- **Exercise description**:
State how many lines in the listing below include the word "мероприятие". Give nothing but the number.

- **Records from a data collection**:

-----

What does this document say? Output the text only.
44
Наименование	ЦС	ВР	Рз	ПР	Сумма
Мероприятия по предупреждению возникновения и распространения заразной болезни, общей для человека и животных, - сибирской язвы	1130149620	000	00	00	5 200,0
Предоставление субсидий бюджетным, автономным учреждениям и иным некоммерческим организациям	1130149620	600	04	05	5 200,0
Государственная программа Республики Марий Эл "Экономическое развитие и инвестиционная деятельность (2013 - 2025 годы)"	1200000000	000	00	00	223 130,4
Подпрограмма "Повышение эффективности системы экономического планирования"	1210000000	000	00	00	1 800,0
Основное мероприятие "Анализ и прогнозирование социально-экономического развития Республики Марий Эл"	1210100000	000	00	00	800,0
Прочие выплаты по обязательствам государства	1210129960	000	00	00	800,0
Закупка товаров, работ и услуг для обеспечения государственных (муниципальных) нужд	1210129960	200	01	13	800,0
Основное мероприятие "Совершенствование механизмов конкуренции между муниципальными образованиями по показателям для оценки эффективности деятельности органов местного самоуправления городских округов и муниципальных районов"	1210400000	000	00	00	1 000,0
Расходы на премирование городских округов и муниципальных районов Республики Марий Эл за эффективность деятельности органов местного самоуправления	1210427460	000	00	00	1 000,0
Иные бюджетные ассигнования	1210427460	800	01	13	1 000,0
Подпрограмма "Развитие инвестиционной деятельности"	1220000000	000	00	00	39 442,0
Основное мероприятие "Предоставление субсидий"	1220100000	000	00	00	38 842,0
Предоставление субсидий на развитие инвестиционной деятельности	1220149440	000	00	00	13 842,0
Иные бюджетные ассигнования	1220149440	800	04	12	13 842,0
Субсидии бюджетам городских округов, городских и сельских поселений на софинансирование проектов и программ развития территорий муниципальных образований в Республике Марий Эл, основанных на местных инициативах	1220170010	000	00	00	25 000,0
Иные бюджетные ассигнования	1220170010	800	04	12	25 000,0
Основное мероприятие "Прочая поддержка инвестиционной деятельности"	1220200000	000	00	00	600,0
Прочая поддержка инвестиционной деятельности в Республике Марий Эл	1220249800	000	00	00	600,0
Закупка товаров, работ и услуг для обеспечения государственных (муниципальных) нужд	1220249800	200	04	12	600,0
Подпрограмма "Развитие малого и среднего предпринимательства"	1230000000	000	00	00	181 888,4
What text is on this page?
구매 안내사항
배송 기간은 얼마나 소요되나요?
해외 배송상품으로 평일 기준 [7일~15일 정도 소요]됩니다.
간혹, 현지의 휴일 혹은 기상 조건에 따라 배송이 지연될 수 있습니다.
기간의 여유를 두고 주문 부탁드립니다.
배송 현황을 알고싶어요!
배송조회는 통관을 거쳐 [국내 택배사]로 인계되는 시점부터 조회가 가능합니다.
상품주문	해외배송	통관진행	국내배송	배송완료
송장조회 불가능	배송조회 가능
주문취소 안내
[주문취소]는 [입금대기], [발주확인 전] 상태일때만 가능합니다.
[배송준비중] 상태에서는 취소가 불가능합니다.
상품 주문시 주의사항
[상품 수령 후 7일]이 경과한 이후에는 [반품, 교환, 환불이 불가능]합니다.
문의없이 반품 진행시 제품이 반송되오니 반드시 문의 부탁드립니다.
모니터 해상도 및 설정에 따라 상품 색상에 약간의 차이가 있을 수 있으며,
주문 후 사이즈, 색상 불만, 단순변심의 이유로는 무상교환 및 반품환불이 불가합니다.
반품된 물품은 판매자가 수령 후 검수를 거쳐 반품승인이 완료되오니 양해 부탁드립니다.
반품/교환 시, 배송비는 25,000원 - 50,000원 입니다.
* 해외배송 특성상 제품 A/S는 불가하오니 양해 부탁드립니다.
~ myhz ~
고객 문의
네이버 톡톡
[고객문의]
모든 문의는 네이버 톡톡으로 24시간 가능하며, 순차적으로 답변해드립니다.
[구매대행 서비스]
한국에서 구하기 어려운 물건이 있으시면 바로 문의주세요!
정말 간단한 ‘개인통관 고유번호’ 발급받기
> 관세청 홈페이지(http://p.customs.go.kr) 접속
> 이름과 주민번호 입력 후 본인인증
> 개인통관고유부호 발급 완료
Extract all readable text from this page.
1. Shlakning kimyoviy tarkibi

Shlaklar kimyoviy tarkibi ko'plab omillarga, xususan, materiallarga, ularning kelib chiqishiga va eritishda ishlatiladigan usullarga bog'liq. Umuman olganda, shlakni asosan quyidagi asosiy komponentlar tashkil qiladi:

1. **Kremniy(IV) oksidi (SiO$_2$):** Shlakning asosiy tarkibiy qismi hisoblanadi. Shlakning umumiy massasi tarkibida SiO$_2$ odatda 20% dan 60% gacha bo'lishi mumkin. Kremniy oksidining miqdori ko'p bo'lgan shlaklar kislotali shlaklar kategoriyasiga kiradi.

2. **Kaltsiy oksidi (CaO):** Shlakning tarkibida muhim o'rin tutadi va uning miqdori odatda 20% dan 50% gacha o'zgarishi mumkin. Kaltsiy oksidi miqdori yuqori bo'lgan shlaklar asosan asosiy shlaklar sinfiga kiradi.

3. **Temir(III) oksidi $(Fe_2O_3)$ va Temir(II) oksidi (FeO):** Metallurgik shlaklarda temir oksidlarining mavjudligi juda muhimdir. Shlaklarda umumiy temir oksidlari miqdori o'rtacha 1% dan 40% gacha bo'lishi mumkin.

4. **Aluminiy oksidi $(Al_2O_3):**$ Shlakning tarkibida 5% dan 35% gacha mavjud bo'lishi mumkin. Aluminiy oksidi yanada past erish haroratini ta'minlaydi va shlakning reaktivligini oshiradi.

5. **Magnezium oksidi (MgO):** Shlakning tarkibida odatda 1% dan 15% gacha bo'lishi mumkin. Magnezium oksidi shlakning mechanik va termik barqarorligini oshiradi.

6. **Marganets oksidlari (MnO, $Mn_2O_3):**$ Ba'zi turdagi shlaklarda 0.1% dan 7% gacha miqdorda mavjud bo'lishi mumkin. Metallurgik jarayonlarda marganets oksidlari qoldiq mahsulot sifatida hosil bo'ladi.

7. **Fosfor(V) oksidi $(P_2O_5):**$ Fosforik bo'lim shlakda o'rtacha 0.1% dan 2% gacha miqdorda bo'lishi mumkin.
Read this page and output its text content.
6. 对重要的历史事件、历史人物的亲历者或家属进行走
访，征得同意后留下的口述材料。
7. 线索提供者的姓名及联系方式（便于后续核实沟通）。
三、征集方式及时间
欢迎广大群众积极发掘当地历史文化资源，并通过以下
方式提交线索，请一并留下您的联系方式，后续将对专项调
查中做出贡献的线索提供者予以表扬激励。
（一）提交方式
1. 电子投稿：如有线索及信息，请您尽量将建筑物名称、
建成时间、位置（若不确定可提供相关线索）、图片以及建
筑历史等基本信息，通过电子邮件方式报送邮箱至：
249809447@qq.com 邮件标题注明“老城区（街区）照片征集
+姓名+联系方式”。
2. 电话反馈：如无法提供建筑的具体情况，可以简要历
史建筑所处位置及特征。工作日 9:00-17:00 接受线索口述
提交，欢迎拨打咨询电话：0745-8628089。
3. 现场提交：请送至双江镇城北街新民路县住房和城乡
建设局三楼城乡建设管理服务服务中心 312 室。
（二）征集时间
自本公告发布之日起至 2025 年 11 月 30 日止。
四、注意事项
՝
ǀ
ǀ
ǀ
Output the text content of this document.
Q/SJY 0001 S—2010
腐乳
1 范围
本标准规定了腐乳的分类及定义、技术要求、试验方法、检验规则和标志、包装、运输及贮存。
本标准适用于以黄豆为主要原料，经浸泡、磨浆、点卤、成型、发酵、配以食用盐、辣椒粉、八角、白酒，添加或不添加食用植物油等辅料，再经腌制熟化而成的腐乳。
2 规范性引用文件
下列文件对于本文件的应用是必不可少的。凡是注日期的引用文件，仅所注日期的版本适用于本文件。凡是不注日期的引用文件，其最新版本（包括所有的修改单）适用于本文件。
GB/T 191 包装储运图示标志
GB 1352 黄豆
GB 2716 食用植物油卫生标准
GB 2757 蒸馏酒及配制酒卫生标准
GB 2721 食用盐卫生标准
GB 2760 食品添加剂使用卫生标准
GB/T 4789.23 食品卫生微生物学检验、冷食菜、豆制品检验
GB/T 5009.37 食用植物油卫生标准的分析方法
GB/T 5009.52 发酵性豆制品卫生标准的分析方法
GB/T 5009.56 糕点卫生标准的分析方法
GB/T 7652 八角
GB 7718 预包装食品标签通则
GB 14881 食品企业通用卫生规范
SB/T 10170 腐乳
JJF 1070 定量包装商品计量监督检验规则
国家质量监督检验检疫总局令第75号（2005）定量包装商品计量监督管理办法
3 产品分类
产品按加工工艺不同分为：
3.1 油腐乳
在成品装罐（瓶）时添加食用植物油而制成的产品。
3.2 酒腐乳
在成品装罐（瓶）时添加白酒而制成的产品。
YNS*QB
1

-----

- **Output**:
4